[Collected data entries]
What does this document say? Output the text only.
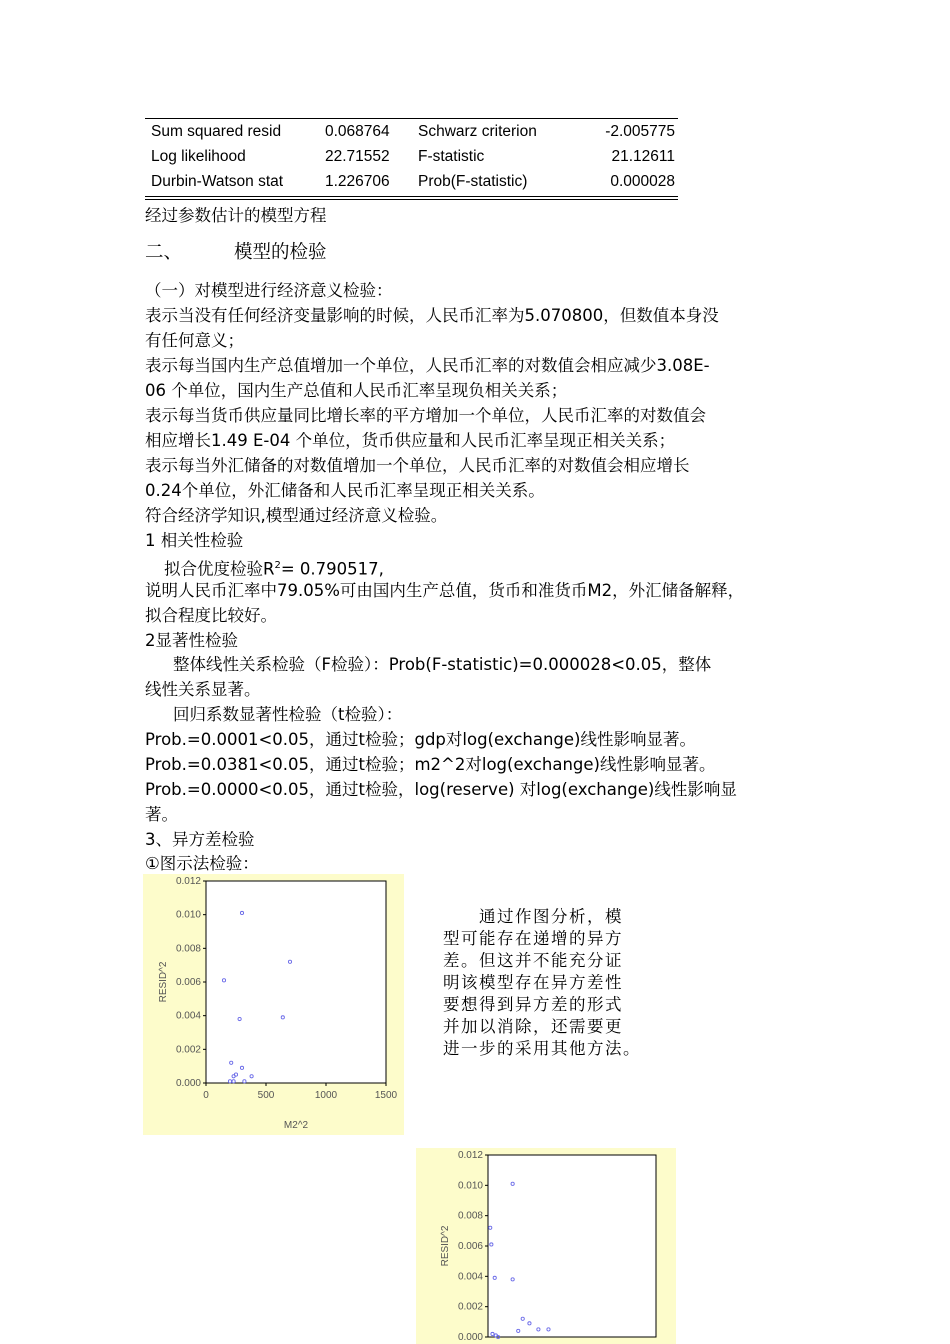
Sum squared resid	0.068764 Schwarz criterion	-2.005775
Log likelihood	22.71552 F-statistic	21.12611
Durbin-Watson stat	1.226706 Prob(F-statistic)	0.000028
经过参数估计的模型方程
二、	模型的检验
（一）对模型进行经济意义检验：
表示当没有任何经济变量影响的时候，人民币汇率为5.070800，但数值本身没
有任何意义；
表示每当国内生产总值增加一个单位，人民币汇率的对数值会相应减少3.08E-
06 个单位，国内生产总值和人民币汇率呈现负相关关系；
表示每当货币供应量同比增长率的平方增加一个单位，人民币汇率的对数值会
相应增长1.49 E-04 个单位，货币供应量和人民币汇率呈现正相关关系；
表示每当外汇储备的对数值增加一个单位，人民币汇率的对数值会相应增长
0.24个单位，外汇储备和人民币汇率呈现正相关关系。
符合经济学知识,模型通过经济意义检验。
1 相关性检验
拟合优度检验$R^2= 0.790517$,
说明人民币汇率中79.05%可由国内生产总值，货币和准货币M2，外汇储备解释，
拟合程度比较好。
2显著性检验
整体线性关系检验（F检验）：Prob(F-statistic)=0.000028<0.05，整体
线性关系显著。
回归系数显著性检验（t检验）：
Prob.=0.0001<0.05，通过t检验；gdp对log(exchange)线性影响显著。
Prob.=0.0381<0.05，通过t检验；m2^2对log(exchange)线性影响显著。
Prob.=0.0000<0.05，通过t检验，log(reserve) 对log(exchange)线性影响显
著。
3、异方差检验
①图示法检验：
0.000
0.002
0.004
0.006
0.008
0.010
0.012
0	500	1000	1500
RESID^2
M2^2
　　通过作图分析，模
型可能存在递增的异方
差。但这并不能充分证
明该模型存在异方差性
要想得到异方差的形式
并加以消除，还需要更
进一步的采用其他方法。
0.000
0.002
0.004
0.006
0.008
0.010
0.012
RESID^2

§ OBJECTIVE
Print all of the entries word for word. Skip any images they contain.

§ TASK RESULT
What does this document say? Output the text only.
Sum squared resid	0.068764 Schwarz criterion	-2.005775
Log likelihood	22.71552 F-statistic	21.12611
Durbin-Watson stat	1.226706 Prob(F-statistic)	0.000028
经过参数估计的模型方程
二、	模型的检验
（一）对模型进行经济意义检验：
表示当没有任何经济变量影响的时候，人民币汇率为5.070800，但数值本身没
有任何意义；
表示每当国内生产总值增加一个单位，人民币汇率的对数值会相应减少3.08E-
06 个单位，国内生产总值和人民币汇率呈现负相关关系；
表示每当货币供应量同比增长率的平方增加一个单位，人民币汇率的对数值会
相应增长1.49 E-04 个单位，货币供应量和人民币汇率呈现正相关关系；
表示每当外汇储备的对数值增加一个单位，人民币汇率的对数值会相应增长
0.24个单位，外汇储备和人民币汇率呈现正相关关系。
符合经济学知识,模型通过经济意义检验。
1 相关性检验
拟合优度检验$R^2= 0.790517$,
说明人民币汇率中79.05%可由国内生产总值，货币和准货币M2，外汇储备解释，
拟合程度比较好。
2显著性检验
整体线性关系检验（F检验）：Prob(F-statistic)=0.000028<0.05，整体
线性关系显著。
回归系数显著性检验（t检验）：
Prob.=0.0001<0.05，通过t检验；gdp对log(exchange)线性影响显著。
Prob.=0.0381<0.05，通过t检验；m2^2对log(exchange)线性影响显著。
Prob.=0.0000<0.05，通过t检验，log(reserve) 对log(exchange)线性影响显
著。
3、异方差检验
①图示法检验：
0.000
0.002
0.004
0.006
0.008
0.010
0.012
0	500	1000	1500
RESID^2
M2^2
　　通过作图分析，模
型可能存在递增的异方
差。但这并不能充分证
明该模型存在异方差性
要想得到异方差的形式
并加以消除，还需要更
进一步的采用其他方法。
0.000
0.002
0.004
0.006
0.008
0.010
0.012
RESID^2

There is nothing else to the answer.